-- EXERCISE --
Give only the number of lines in the listing below where the string "text" occurs.

-- INPUT DATA --
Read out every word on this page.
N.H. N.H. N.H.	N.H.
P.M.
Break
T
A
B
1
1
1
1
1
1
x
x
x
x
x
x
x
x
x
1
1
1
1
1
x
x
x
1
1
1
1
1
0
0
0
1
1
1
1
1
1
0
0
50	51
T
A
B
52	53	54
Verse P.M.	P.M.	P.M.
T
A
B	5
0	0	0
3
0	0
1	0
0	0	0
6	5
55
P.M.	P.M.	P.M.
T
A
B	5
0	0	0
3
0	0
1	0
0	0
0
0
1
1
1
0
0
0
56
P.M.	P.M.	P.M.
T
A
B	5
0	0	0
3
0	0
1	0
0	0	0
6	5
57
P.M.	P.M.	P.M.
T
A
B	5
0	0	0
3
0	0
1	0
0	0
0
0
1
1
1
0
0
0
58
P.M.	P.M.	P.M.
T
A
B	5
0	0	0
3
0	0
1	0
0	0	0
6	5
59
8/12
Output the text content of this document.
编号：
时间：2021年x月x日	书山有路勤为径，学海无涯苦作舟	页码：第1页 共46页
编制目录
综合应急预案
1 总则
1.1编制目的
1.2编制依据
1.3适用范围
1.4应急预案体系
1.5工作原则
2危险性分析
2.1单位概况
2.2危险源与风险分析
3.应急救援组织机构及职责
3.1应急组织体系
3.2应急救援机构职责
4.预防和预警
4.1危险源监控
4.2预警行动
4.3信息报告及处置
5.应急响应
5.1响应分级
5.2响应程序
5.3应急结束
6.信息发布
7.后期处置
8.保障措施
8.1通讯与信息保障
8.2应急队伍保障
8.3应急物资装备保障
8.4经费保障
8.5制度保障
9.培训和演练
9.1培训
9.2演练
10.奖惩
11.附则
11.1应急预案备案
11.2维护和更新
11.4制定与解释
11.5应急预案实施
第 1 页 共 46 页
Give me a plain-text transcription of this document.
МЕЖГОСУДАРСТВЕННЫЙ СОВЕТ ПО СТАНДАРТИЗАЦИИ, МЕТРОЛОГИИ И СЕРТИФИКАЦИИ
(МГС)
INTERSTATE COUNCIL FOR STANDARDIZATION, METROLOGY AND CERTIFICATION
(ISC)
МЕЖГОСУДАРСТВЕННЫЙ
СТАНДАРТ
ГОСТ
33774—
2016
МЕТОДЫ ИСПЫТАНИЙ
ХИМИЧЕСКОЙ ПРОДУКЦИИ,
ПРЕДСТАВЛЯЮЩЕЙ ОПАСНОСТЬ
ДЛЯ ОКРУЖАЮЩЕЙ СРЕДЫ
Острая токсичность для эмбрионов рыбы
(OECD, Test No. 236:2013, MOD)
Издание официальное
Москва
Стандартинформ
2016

-- WORKED ANSWER --
2